[Requirements] What follows is a set of records, each of which is to be written out exactly.
— START Record list —
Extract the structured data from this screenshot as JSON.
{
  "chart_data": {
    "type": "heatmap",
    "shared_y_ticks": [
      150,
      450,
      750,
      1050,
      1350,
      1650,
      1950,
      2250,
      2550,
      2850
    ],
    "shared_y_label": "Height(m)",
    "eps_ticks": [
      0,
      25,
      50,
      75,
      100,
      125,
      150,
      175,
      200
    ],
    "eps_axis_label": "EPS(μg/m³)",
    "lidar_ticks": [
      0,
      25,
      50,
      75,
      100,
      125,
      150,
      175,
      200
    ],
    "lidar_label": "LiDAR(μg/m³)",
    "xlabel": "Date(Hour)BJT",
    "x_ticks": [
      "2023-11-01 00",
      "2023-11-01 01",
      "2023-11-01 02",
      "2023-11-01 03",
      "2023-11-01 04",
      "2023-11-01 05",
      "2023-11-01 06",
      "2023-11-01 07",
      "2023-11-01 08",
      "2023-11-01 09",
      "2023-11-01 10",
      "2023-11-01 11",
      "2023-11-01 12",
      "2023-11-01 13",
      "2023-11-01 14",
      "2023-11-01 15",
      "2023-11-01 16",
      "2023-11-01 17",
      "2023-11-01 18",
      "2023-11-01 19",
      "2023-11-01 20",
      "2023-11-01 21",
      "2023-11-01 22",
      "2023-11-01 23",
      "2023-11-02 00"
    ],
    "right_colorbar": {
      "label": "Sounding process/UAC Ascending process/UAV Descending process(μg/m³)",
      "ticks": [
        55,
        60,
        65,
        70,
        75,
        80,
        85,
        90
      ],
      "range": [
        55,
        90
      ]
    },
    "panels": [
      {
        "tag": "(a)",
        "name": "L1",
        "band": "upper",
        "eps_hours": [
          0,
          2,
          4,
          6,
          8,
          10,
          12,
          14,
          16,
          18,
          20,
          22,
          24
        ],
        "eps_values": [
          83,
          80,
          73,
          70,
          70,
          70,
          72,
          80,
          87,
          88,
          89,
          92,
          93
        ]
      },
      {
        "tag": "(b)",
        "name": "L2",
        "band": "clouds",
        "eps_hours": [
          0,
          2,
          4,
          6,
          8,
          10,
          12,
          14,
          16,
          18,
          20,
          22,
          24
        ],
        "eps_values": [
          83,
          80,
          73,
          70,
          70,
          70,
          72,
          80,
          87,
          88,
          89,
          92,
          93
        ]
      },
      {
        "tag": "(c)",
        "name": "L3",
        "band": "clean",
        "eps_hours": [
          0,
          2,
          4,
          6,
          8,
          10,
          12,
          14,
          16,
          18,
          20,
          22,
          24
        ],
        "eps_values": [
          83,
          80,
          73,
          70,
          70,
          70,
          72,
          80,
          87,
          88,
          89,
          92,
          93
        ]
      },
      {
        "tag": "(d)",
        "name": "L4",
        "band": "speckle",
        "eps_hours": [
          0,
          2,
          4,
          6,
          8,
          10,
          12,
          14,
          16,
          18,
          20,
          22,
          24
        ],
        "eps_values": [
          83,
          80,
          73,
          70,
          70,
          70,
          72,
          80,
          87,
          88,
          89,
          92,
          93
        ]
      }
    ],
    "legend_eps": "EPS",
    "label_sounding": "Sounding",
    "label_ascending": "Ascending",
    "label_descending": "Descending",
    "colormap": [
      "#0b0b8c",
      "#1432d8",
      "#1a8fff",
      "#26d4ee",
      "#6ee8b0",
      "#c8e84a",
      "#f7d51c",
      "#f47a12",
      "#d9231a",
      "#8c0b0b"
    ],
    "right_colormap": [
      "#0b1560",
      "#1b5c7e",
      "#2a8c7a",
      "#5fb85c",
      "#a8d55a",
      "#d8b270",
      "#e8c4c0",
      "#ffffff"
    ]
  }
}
— END Record list —
[Final result]
Extract the structured data from this screenshot as JSON.
{
  "chart_data": {
    "type": "heatmap",
    "shared_y_ticks": [
      150,
      450,
      750,
      1050,
      1350,
      1650,
      1950,
      2250,
      2550,
      2850
    ],
    "shared_y_label": "Height(m)",
    "eps_ticks": [
      0,
      25,
      50,
      75,
      100,
      125,
      150,
      175,
      200
    ],
    "eps_axis_label": "EPS(μg/m³)",
    "lidar_ticks": [
      0,
      25,
      50,
      75,
      100,
      125,
      150,
      175,
      200
    ],
    "lidar_label": "LiDAR(μg/m³)",
    "xlabel": "Date(Hour)BJT",
    "x_ticks": [
      "2023-11-01 00",
      "2023-11-01 01",
      "2023-11-01 02",
      "2023-11-01 03",
      "2023-11-01 04",
      "2023-11-01 05",
      "2023-11-01 06",
      "2023-11-01 07",
      "2023-11-01 08",
      "2023-11-01 09",
      "2023-11-01 10",
      "2023-11-01 11",
      "2023-11-01 12",
      "2023-11-01 13",
      "2023-11-01 14",
      "2023-11-01 15",
      "2023-11-01 16",
      "2023-11-01 17",
      "2023-11-01 18",
      "2023-11-01 19",
      "2023-11-01 20",
      "2023-11-01 21",
      "2023-11-01 22",
      "2023-11-01 23",
      "2023-11-02 00"
    ],
    "right_colorbar": {
      "label": "Sounding process/UAC Ascending process/UAV Descending process(μg/m³)",
      "ticks": [
        55,
        60,
        65,
        70,
        75,
        80,
        85,
        90
      ],
      "range": [
        55,
        90
      ]
    },
    "panels": [
      {
        "tag": "(a)",
        "name": "L1",
        "band": "upper",
        "eps_hours": [
          0,
          2,
          4,
          6,
          8,
          10,
          12,
          14,
          16,
          18,
          20,
          22,
          24
        ],
        "eps_values": [
          83,
          80,
          73,
          70,
          70,
          70,
          72,
          80,
          87,
          88,
          89,
          92,
          93
        ]
      },
      {
        "tag": "(b)",
        "name": "L2",
        "band": "clouds",
        "eps_hours": [
          0,
          2,
          4,
          6,
          8,
          10,
          12,
          14,
          16,
          18,
          20,
          22,
          24
        ],
        "eps_values": [
          83,
          80,
          73,
          70,
          70,
          70,
          72,
          80,
          87,
          88,
          89,
          92,
          93
        ]
      },
      {
        "tag": "(c)",
        "name": "L3",
        "band": "clean",
        "eps_hours": [
          0,
          2,
          4,
          6,
          8,
          10,
          12,
          14,
          16,
          18,
          20,
          22,
          24
        ],
        "eps_values": [
          83,
          80,
          73,
          70,
          70,
          70,
          72,
          80,
          87,
          88,
          89,
          92,
          93
        ]
      },
      {
        "tag": "(d)",
        "name": "L4",
        "band": "speckle",
        "eps_hours": [
          0,
          2,
          4,
          6,
          8,
          10,
          12,
          14,
          16,
          18,
          20,
          22,
          24
        ],
        "eps_values": [
          83,
          80,
          73,
          70,
          70,
          70,
          72,
          80,
          87,
          88,
          89,
          92,
          93
        ]
      }
    ],
    "legend_eps": "EPS",
    "label_sounding": "Sounding",
    "label_ascending": "Ascending",
    "label_descending": "Descending",
    "colormap": [
      "#0b0b8c",
      "#1432d8",
      "#1a8fff",
      "#26d4ee",
      "#6ee8b0",
      "#c8e84a",
      "#f7d51c",
      "#f47a12",
      "#d9231a",
      "#8c0b0b"
    ],
    "right_colormap": [
      "#0b1560",
      "#1b5c7e",
      "#2a8c7a",
      "#5fb85c",
      "#a8d55a",
      "#d8b270",
      "#e8c4c0",
      "#ffffff"
    ]
  }
}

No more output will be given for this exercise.